**What needs to be done**
Reproduce the entries verbatim, starting at the line containing "calendar-icon [217, 418, 241, 444]" and ending at the line containing "add-element-title: Add new", with both of those lines included.

## start Exercise material

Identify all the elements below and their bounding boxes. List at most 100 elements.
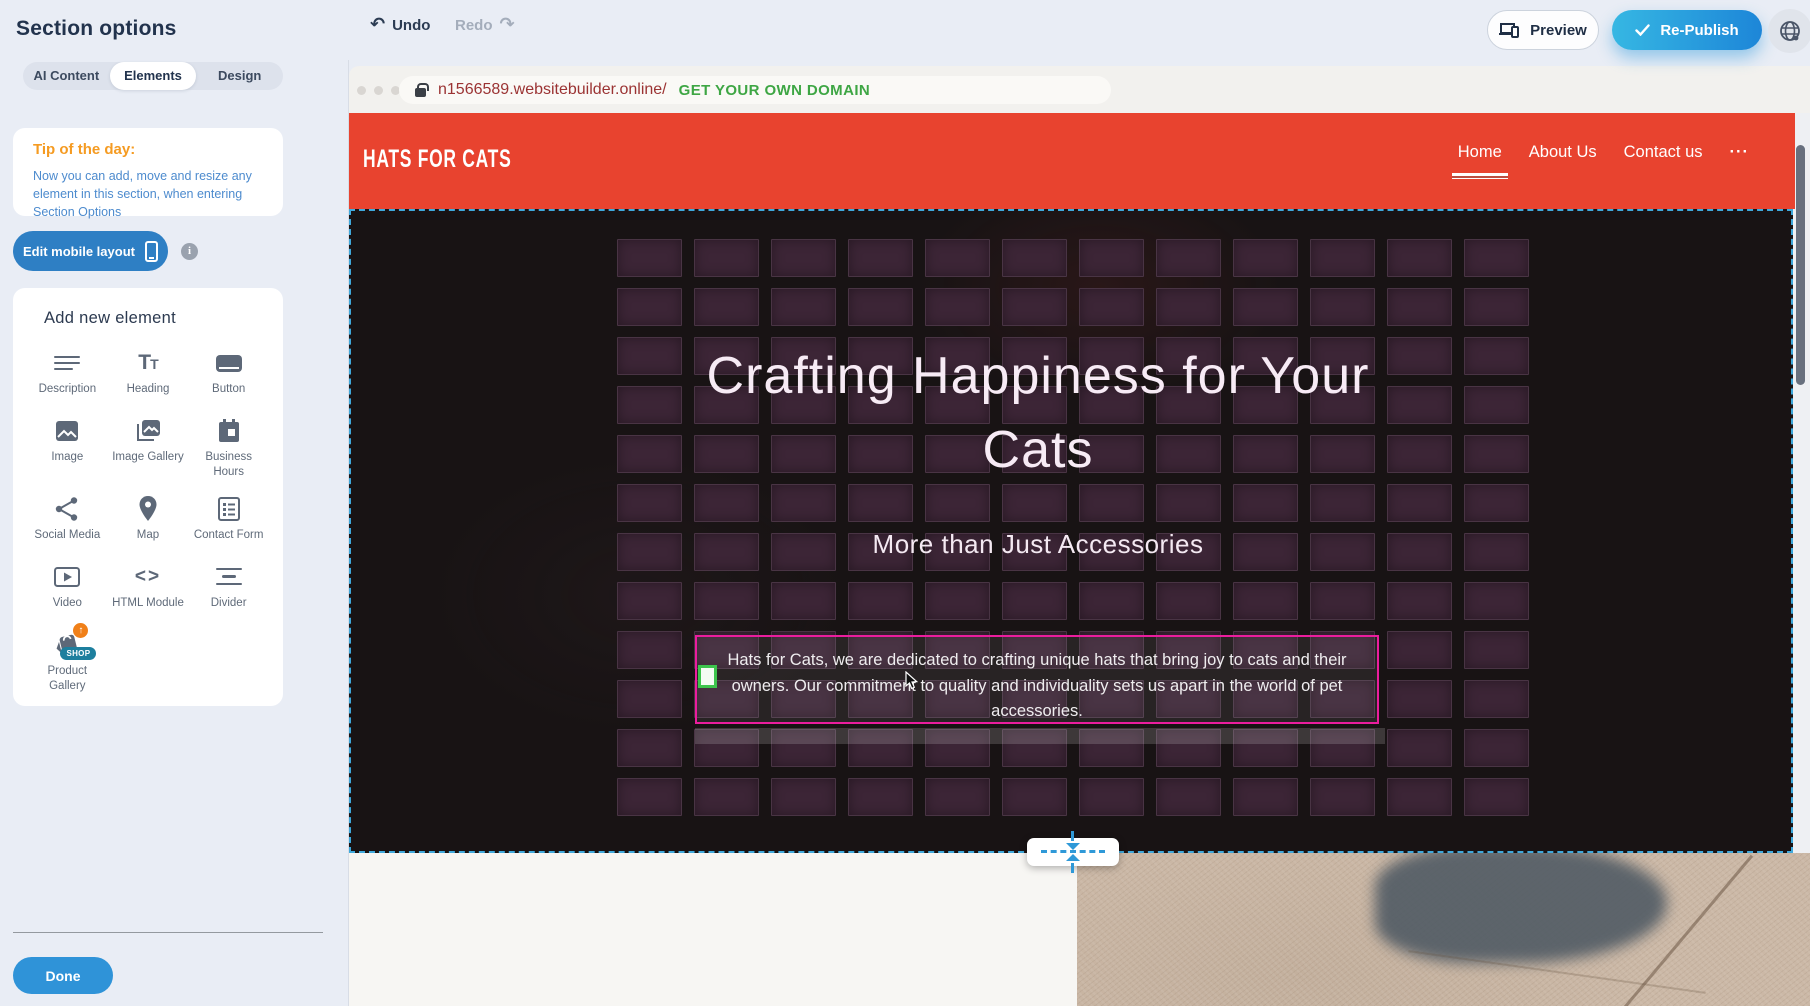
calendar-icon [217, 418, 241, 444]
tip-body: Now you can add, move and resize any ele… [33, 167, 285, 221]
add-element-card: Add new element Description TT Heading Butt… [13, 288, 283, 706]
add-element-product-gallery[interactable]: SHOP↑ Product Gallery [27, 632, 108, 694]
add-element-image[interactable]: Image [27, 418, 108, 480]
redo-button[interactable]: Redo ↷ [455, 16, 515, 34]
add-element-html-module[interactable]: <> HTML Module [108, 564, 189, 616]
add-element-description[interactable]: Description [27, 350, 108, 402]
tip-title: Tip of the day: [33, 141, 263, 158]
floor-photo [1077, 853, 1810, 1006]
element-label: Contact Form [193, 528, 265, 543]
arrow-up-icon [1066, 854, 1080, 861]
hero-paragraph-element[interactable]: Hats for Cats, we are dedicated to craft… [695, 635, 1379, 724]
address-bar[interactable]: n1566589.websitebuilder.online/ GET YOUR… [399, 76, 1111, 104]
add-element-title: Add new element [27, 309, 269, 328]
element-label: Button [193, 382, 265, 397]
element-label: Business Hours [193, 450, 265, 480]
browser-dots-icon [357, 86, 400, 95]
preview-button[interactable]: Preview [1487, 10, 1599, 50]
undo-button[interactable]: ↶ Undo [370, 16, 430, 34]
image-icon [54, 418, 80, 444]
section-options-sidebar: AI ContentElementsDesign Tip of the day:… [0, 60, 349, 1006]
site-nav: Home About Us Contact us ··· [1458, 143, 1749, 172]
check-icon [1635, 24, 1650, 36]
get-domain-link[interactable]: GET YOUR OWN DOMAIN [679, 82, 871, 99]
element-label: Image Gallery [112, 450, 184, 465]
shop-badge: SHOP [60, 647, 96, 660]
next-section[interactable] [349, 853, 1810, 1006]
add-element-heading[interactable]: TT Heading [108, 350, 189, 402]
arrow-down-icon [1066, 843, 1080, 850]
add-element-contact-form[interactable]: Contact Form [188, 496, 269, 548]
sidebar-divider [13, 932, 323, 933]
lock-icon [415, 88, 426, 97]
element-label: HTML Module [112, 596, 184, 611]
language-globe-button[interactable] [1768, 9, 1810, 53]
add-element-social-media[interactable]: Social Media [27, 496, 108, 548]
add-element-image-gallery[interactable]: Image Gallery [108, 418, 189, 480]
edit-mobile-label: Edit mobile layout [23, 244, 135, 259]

## end Exercise material

**Solution to this exercise**
calendar-icon [217, 418, 241, 444]
tip-body: Now you can add, move and resize any ele… [33, 167, 285, 221]
add-element-card: Add new element Description TT Heading Butt… [13, 288, 283, 706]
add-element-product-gallery[interactable]: SHOP↑ Product Gallery [27, 632, 108, 694]
add-element-image[interactable]: Image [27, 418, 108, 480]
redo-button[interactable]: Redo ↷ [455, 16, 515, 34]
add-element-html-module[interactable]: <> HTML Module [108, 564, 189, 616]
add-element-description[interactable]: Description [27, 350, 108, 402]
tip-title: Tip of the day: [33, 141, 263, 158]
floor-photo [1077, 853, 1810, 1006]
element-label: Contact Form [193, 528, 265, 543]
arrow-up-icon [1066, 854, 1080, 861]
hero-paragraph-element[interactable]: Hats for Cats, we are dedicated to craft… [695, 635, 1379, 724]
address-bar[interactable]: n1566589.websitebuilder.online/ GET YOUR… [399, 76, 1111, 104]
add-element-title: Add new element [27, 309, 269, 328]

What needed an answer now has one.